[start of Data rows]

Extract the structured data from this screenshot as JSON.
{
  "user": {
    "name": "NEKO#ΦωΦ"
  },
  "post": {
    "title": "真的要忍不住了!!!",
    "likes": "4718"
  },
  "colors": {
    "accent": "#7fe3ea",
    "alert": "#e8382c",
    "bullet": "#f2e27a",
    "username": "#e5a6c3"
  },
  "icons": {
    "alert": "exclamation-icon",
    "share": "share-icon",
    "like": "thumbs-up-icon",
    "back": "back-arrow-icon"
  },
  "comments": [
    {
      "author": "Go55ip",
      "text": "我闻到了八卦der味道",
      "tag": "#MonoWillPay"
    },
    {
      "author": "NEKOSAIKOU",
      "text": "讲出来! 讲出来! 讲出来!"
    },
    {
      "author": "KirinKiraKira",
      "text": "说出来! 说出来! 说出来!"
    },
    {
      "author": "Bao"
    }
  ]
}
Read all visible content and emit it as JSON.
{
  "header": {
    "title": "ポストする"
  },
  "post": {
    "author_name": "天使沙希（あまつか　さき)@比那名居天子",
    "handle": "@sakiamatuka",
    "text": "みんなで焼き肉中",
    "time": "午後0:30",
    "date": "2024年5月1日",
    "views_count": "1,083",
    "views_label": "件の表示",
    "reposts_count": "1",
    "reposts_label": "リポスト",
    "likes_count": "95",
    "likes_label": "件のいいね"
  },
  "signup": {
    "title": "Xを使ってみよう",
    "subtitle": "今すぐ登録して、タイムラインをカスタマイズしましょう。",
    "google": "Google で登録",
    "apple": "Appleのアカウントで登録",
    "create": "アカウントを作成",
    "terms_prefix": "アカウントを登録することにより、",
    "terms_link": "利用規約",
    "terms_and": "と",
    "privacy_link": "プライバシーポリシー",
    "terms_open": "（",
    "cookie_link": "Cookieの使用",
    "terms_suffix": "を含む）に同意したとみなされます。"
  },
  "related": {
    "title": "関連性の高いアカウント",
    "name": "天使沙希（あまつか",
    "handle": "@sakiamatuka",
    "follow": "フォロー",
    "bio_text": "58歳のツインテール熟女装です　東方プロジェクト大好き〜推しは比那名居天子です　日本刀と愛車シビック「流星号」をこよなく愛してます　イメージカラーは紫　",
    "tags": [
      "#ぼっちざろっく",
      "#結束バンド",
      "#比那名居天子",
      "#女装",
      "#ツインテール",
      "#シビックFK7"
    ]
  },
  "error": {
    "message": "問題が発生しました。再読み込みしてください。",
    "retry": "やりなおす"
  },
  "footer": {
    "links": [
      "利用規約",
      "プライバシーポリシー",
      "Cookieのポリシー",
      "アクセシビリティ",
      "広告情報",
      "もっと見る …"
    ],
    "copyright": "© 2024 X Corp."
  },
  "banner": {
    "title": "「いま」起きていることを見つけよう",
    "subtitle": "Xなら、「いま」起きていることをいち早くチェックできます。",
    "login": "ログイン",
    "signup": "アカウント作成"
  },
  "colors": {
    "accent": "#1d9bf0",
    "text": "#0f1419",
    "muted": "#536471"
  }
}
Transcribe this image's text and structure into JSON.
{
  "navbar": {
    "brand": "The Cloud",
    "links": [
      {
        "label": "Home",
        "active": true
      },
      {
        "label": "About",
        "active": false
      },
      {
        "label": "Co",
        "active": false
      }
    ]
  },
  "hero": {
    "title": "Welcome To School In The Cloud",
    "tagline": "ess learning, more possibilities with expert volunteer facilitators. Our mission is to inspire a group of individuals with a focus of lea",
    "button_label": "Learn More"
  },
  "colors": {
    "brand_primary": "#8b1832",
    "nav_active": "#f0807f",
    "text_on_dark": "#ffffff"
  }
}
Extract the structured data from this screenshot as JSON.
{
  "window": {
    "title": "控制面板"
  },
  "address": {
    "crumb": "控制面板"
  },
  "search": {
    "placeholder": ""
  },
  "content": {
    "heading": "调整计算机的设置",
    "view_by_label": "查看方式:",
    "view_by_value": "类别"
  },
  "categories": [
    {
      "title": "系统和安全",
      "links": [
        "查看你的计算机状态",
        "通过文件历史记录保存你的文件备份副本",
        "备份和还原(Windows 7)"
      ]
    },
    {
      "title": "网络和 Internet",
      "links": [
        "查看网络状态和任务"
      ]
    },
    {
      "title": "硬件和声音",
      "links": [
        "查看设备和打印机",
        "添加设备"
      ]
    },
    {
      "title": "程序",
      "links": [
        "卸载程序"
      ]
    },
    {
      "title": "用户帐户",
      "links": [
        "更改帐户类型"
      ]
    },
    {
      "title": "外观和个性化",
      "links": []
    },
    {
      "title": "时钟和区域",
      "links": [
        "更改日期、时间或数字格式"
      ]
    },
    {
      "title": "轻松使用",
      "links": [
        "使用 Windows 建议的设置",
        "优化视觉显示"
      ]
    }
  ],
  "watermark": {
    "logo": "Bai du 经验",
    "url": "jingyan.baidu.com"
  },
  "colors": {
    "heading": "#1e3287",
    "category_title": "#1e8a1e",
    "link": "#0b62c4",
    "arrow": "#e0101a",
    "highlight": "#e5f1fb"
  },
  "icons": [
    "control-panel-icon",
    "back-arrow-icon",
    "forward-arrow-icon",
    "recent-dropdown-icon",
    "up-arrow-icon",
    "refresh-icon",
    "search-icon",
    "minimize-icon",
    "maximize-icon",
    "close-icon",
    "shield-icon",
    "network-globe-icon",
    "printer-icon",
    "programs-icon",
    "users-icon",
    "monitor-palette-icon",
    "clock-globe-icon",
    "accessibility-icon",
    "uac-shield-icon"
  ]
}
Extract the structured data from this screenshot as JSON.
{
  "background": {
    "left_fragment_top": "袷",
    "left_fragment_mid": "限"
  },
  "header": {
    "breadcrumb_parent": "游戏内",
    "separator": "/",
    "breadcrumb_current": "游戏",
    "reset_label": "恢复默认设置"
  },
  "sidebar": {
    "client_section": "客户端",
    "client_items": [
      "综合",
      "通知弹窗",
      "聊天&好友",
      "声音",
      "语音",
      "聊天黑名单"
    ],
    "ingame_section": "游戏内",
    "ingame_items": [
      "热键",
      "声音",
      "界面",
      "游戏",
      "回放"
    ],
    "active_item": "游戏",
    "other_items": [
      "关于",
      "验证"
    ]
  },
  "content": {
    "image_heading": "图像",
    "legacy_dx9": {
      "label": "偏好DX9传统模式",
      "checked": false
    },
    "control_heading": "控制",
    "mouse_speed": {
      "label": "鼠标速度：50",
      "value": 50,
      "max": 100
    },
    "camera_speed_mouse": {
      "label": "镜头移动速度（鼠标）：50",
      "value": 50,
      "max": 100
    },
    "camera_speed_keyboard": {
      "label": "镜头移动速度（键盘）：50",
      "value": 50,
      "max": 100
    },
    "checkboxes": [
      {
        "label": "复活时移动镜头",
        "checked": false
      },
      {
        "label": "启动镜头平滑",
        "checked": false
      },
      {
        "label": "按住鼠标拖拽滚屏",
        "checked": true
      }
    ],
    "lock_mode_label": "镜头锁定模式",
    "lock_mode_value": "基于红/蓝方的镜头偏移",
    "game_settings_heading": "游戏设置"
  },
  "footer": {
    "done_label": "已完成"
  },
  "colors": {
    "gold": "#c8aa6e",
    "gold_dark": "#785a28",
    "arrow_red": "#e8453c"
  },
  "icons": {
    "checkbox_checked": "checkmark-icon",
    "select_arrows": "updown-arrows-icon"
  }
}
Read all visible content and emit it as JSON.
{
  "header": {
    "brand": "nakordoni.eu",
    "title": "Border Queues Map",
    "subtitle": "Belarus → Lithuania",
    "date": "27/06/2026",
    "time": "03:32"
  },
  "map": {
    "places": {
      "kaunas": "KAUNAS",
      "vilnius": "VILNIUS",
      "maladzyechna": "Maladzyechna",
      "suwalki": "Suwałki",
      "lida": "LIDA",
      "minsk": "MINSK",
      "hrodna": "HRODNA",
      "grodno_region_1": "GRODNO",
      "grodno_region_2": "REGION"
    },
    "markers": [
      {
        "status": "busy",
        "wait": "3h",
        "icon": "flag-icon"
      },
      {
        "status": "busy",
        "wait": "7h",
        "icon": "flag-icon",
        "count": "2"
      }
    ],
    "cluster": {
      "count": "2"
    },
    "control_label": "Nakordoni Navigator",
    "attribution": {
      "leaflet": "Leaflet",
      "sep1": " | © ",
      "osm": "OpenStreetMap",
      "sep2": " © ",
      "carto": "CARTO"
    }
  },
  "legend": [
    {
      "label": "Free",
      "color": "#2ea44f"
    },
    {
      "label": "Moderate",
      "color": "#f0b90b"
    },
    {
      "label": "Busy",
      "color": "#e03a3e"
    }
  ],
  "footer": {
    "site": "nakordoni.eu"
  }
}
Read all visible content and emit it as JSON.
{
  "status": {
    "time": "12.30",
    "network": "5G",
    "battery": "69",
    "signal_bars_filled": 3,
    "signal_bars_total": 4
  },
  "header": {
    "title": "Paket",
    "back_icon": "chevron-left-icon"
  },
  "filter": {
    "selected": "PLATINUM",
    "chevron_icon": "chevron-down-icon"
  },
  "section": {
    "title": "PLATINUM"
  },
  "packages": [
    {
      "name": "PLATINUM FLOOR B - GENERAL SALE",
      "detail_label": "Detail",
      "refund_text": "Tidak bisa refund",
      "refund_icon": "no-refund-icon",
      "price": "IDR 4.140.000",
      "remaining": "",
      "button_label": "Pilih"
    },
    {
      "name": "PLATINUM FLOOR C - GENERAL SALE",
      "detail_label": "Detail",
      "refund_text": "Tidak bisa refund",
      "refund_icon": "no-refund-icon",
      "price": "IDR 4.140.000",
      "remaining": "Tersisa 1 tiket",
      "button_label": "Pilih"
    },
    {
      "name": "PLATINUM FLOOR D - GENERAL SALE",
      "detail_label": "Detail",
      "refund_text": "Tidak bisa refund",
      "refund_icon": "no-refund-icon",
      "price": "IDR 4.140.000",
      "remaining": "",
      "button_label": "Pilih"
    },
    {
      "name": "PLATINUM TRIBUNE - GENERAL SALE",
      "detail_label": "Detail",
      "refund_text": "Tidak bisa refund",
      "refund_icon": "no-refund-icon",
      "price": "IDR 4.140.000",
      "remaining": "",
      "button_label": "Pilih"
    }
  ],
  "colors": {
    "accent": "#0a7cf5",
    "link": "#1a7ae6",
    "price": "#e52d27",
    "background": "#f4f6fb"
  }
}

[end of Data rows]

* [Request]:
From the listing above, copy all lines holding the word "globe".

* [Reply]:
    "network-globe-icon",
    "clock-globe-icon",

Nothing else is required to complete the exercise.